Data:

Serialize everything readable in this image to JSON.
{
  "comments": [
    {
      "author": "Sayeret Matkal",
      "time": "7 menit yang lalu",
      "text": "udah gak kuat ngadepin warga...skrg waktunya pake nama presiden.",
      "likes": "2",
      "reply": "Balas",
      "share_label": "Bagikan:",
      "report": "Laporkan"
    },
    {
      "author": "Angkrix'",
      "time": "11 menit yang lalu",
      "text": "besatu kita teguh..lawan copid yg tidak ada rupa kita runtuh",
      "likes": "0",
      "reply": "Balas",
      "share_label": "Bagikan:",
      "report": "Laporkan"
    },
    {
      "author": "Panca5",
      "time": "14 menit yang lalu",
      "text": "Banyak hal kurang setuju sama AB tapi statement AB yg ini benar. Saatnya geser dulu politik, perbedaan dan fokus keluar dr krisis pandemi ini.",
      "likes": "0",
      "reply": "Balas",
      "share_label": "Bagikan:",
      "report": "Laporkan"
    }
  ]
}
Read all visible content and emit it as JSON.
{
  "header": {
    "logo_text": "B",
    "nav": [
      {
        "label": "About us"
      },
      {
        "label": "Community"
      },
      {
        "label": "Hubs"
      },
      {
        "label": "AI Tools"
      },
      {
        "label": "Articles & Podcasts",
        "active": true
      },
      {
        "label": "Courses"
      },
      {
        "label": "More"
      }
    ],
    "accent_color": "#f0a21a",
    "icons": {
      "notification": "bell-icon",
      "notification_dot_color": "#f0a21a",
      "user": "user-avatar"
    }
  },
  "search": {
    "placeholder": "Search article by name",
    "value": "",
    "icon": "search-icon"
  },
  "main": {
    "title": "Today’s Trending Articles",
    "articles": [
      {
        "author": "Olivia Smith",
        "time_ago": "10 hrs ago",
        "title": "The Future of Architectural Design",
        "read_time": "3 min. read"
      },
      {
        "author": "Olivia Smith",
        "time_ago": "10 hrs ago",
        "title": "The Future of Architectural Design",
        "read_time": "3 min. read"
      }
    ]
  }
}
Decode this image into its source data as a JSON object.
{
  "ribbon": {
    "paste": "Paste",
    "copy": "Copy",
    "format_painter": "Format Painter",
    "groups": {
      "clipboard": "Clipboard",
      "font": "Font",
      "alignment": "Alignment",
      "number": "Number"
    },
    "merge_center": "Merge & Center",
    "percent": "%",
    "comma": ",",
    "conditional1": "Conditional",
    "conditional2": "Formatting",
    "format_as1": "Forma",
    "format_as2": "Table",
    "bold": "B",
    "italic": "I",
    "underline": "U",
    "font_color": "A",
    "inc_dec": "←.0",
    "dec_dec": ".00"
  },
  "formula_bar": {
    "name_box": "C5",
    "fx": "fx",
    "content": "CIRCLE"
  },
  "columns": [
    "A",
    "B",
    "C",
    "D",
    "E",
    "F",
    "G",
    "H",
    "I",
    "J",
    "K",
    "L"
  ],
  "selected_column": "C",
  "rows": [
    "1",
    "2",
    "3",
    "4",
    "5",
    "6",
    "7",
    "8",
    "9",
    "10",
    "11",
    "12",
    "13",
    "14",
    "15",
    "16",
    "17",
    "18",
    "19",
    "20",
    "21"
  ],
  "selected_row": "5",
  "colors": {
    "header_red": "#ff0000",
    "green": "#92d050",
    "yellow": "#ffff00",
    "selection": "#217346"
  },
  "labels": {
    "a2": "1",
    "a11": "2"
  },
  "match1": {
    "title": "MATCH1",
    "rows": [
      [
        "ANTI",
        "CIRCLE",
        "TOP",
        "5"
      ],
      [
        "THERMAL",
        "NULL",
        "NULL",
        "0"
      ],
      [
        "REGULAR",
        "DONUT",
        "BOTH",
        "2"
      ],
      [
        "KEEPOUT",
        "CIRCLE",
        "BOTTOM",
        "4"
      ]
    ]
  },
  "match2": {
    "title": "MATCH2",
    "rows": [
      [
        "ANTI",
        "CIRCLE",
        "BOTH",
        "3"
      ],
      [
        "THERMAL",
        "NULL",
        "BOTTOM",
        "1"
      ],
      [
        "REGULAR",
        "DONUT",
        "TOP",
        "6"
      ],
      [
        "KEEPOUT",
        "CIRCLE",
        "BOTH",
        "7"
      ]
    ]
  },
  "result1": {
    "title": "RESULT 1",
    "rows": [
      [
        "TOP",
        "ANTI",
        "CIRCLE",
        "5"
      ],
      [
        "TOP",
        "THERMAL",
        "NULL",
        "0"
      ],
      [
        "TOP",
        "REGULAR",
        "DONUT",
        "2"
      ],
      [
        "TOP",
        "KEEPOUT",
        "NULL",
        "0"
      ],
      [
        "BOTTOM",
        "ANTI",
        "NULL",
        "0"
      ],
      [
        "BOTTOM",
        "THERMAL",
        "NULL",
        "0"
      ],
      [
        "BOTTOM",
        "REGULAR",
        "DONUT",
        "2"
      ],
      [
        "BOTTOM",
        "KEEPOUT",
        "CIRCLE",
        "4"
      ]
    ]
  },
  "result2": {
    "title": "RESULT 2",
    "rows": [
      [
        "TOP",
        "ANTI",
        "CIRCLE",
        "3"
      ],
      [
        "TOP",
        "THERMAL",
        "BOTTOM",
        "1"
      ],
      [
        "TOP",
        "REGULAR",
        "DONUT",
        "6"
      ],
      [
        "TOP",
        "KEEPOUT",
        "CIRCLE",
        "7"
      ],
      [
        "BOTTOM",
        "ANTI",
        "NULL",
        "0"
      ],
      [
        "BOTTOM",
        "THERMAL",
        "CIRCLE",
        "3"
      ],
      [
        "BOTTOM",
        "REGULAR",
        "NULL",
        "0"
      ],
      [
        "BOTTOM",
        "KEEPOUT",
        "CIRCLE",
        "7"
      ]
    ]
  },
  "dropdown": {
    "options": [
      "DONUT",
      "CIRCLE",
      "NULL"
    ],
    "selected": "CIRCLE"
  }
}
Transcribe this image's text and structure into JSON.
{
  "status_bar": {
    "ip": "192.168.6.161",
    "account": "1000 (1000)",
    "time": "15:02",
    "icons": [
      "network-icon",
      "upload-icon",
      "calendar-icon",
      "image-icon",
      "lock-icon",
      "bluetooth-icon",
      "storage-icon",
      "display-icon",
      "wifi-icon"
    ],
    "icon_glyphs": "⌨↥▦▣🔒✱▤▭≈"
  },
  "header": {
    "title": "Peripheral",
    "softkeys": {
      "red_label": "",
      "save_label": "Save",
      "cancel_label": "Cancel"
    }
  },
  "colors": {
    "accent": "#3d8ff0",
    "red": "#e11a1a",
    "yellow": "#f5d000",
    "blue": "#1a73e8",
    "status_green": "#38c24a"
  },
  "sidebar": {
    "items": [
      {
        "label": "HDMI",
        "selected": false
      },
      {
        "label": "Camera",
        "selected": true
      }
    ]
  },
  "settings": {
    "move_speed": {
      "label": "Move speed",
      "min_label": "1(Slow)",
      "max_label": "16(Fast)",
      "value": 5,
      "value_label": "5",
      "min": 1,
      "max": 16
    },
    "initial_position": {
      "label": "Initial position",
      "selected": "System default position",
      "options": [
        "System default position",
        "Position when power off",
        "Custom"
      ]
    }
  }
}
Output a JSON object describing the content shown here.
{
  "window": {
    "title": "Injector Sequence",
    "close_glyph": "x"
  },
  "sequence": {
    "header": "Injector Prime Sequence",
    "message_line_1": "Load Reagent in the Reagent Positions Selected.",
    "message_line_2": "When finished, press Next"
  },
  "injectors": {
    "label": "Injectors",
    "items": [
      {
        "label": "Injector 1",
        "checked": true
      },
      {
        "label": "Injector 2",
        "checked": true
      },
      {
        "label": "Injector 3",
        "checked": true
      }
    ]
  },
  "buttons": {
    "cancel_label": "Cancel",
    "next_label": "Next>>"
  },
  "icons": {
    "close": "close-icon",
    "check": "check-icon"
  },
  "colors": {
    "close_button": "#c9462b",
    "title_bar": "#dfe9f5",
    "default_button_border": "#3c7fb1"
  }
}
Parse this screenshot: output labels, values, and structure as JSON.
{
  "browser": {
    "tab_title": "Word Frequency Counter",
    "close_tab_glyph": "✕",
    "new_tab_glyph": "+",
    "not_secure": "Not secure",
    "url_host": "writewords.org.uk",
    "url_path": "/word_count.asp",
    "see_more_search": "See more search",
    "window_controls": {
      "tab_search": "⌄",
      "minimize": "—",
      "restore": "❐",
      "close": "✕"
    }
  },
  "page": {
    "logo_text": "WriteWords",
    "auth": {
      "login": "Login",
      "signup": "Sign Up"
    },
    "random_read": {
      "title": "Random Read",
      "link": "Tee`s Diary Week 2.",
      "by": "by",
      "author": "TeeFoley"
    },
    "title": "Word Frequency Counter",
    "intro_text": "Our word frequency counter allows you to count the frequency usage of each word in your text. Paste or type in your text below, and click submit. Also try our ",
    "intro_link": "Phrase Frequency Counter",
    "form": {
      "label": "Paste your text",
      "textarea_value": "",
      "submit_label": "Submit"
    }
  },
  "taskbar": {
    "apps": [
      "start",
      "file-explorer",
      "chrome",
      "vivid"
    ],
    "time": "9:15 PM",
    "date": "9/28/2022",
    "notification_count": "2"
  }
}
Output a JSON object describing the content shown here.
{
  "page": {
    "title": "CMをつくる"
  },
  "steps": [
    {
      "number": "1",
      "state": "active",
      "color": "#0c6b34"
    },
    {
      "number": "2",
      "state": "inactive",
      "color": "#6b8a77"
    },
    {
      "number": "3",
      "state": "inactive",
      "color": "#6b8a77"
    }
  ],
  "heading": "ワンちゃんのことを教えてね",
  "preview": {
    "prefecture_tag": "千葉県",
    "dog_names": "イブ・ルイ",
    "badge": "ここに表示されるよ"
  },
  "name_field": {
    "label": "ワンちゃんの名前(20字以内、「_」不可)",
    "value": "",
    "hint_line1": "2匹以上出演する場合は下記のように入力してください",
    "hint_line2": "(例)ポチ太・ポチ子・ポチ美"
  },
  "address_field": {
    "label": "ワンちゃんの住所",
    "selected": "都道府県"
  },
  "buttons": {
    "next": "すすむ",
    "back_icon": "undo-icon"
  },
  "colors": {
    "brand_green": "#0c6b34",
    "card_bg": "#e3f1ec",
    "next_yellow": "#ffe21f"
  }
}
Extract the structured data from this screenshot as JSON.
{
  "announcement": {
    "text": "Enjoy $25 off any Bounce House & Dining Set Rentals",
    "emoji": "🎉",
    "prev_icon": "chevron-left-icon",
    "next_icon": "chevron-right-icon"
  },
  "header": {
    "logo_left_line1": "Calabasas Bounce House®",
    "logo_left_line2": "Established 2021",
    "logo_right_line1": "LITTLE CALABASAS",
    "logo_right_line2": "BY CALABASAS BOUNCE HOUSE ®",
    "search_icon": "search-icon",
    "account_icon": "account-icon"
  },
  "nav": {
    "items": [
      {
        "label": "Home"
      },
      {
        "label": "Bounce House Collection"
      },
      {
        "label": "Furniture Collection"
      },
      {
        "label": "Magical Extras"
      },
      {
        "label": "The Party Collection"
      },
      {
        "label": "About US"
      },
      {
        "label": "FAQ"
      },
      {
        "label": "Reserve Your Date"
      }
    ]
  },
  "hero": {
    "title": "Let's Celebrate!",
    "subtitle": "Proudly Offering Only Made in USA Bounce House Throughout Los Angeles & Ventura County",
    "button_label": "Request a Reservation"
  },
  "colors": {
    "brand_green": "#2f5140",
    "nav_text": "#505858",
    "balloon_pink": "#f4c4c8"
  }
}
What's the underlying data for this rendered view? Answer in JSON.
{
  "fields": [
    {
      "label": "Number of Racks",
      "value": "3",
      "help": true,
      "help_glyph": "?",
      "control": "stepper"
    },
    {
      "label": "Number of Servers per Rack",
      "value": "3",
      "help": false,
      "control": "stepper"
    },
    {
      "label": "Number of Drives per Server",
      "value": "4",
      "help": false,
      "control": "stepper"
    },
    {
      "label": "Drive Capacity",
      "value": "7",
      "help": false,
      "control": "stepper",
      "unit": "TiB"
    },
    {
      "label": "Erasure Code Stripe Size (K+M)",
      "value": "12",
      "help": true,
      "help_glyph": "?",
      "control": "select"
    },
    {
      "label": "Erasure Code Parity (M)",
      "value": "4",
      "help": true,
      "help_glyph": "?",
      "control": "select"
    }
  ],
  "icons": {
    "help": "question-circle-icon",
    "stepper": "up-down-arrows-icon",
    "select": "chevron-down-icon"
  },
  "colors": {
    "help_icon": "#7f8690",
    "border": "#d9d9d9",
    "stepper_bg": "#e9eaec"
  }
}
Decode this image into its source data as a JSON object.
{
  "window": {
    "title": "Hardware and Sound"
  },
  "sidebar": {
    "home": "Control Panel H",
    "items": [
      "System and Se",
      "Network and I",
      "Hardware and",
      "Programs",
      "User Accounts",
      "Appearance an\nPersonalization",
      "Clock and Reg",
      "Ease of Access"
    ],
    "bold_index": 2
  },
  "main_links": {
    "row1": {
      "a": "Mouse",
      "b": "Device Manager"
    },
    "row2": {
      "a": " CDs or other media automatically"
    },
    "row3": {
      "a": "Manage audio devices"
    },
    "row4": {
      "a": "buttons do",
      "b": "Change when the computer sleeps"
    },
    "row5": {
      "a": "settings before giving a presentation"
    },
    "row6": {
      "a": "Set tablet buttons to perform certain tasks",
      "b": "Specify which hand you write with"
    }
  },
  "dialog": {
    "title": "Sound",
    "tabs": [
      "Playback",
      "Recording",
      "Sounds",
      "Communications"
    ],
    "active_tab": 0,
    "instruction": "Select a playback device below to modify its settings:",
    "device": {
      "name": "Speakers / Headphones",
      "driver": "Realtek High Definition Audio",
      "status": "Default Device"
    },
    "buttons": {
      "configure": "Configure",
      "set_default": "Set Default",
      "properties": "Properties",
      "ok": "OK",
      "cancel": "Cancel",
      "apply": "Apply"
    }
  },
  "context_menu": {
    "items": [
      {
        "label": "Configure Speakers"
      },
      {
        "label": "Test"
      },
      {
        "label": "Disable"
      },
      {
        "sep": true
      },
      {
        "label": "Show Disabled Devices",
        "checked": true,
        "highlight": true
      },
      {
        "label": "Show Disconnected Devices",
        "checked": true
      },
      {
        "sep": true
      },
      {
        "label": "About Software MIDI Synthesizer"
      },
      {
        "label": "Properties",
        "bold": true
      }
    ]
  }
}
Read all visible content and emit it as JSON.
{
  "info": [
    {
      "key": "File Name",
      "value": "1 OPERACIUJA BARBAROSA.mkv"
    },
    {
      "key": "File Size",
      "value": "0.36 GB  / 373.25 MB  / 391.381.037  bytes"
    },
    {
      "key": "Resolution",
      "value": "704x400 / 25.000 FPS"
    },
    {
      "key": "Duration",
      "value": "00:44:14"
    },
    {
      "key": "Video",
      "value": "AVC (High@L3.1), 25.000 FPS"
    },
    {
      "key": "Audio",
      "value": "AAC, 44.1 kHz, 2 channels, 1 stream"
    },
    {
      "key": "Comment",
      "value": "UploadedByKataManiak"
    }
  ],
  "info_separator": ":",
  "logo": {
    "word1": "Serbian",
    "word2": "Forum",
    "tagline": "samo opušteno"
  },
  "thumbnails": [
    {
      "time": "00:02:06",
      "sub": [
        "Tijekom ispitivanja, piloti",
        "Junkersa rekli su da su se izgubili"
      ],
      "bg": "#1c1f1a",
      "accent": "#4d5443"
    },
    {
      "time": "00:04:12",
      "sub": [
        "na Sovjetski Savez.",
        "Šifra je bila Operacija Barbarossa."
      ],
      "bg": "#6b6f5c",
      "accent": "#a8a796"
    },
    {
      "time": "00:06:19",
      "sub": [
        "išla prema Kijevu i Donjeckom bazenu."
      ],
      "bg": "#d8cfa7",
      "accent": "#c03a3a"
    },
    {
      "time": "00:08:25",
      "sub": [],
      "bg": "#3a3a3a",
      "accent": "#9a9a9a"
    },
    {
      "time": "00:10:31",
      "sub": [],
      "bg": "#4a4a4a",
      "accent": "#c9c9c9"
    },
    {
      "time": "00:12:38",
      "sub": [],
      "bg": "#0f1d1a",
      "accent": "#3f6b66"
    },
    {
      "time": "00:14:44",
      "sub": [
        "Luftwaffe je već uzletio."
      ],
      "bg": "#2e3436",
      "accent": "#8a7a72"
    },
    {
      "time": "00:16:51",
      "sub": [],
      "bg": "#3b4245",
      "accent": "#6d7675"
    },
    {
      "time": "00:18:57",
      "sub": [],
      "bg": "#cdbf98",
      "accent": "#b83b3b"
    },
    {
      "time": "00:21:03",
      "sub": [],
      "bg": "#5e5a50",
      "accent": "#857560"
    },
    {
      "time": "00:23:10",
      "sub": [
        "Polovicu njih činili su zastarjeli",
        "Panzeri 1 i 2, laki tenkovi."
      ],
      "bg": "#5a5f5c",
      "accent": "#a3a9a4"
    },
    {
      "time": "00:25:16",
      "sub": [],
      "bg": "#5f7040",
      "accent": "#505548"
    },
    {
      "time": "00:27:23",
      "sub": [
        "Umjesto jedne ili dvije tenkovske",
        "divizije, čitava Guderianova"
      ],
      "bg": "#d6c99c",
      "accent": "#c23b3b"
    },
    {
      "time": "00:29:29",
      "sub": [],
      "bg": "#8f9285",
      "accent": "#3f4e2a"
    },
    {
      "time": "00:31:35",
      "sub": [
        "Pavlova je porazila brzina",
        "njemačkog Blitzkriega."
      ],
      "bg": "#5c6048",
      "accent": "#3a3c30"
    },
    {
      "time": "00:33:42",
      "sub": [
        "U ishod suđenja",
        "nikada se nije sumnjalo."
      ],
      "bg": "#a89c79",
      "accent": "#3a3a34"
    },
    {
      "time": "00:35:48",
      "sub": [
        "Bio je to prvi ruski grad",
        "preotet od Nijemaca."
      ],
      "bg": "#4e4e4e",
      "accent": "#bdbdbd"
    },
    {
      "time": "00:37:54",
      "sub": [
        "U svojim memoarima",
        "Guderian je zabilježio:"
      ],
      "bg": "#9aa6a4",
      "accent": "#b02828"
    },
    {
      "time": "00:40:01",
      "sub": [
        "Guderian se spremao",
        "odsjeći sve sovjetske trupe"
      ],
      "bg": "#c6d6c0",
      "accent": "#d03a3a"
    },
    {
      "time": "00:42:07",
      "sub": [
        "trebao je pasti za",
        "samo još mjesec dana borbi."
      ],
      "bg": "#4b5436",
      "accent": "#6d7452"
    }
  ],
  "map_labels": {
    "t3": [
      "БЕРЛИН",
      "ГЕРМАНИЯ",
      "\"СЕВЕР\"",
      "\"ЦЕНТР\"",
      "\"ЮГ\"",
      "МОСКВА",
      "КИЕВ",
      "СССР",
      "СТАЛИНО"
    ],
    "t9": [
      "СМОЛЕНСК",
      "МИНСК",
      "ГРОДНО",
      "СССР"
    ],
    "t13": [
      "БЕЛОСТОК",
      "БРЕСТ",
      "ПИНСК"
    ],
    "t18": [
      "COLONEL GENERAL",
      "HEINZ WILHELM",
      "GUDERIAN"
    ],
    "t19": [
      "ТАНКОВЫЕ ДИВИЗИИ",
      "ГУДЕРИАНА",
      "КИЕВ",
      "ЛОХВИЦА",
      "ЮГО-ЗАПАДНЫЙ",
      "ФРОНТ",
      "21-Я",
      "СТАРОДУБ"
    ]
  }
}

Exercise aim:
Of the lines in the records, how many contain the word "yang"? Answer with the number and nothing else.

Output for this task:
3